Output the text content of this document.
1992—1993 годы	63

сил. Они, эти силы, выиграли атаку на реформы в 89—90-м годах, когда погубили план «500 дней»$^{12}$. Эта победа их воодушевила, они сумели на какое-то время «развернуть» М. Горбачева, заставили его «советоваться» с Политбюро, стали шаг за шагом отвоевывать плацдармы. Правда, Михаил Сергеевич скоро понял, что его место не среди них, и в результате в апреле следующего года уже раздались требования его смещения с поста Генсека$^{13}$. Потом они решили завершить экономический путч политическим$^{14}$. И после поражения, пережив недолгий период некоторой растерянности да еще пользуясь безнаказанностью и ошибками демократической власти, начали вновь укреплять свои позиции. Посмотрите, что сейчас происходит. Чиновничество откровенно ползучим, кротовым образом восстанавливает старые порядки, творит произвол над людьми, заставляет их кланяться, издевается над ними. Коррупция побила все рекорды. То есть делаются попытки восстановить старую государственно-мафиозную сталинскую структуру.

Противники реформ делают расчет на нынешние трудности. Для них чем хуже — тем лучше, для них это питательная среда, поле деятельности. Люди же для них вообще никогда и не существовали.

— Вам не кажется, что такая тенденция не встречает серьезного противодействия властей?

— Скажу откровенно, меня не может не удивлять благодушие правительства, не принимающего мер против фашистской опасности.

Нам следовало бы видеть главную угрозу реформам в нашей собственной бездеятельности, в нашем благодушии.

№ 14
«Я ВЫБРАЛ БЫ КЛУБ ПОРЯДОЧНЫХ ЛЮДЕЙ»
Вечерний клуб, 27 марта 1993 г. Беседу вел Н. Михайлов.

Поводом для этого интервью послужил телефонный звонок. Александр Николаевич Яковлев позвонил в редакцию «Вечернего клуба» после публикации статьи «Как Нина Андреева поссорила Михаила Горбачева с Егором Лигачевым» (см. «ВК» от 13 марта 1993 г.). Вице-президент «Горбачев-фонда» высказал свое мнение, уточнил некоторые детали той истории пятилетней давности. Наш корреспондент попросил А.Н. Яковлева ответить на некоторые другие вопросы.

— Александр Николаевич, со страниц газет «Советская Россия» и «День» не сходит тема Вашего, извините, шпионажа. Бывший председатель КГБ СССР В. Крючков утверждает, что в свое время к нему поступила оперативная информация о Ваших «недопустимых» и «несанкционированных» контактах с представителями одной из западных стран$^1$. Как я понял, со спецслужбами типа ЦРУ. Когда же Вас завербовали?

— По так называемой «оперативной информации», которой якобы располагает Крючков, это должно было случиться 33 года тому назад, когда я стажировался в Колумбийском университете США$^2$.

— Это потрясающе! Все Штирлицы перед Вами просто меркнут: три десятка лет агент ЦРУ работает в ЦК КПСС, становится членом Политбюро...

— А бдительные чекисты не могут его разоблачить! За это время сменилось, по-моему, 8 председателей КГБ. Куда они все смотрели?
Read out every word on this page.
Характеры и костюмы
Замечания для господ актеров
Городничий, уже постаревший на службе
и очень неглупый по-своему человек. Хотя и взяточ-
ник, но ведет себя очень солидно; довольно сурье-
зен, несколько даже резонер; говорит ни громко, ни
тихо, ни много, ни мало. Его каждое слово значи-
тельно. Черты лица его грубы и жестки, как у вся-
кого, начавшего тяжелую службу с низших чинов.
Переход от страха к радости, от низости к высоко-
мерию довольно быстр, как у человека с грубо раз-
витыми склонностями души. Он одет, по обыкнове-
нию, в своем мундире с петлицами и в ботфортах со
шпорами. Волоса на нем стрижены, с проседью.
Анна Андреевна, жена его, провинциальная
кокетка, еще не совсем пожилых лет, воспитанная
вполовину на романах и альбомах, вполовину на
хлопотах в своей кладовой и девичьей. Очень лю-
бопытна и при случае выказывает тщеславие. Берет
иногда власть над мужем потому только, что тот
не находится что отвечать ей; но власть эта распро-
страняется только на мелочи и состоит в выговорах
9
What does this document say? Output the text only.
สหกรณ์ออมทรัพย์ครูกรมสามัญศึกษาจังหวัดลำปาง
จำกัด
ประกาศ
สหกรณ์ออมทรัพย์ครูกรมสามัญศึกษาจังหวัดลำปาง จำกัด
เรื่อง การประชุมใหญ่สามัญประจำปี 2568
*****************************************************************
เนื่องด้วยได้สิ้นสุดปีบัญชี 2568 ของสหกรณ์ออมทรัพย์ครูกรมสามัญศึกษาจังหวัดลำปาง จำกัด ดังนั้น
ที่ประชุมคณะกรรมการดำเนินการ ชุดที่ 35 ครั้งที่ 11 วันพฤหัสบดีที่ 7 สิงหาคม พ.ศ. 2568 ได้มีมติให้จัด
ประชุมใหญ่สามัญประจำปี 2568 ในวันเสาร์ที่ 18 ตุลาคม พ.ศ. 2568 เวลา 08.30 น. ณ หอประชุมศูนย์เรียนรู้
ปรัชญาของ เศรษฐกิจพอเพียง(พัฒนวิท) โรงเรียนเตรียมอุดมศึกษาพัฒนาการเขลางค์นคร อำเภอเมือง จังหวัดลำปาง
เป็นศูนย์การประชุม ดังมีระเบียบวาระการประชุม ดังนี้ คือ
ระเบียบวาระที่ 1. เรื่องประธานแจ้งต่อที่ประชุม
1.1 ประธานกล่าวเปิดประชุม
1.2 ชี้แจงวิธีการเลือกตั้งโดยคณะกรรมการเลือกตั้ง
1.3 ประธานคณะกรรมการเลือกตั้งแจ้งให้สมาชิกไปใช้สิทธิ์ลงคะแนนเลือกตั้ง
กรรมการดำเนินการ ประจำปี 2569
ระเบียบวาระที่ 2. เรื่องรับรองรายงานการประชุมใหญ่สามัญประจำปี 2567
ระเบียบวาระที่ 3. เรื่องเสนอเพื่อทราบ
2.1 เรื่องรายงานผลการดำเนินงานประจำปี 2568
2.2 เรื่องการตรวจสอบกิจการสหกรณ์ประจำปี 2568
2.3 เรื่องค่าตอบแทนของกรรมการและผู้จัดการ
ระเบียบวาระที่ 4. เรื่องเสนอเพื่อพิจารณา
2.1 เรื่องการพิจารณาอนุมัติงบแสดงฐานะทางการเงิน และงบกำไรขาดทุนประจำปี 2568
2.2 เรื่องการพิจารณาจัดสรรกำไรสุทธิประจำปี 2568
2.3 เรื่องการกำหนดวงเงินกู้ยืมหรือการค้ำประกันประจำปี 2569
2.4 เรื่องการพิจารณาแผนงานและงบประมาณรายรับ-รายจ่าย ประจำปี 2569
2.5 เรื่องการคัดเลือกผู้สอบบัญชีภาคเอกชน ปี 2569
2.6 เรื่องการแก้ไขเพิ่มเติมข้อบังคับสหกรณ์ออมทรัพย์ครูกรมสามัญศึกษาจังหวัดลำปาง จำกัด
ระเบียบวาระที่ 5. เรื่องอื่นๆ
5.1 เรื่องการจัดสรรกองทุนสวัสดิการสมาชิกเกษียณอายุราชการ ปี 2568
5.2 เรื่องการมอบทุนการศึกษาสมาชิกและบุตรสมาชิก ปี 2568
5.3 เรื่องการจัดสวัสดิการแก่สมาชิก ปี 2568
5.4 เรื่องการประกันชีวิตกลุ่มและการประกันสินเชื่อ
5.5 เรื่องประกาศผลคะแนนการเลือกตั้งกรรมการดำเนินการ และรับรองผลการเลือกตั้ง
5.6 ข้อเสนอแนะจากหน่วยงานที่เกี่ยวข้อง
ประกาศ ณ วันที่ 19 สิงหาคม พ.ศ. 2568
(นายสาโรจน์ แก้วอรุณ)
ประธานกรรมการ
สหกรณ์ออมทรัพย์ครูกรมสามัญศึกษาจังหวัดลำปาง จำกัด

### What you will do
How many lines in the records above contain the word "องการพ"? Give only the number.

### Exercise solution
3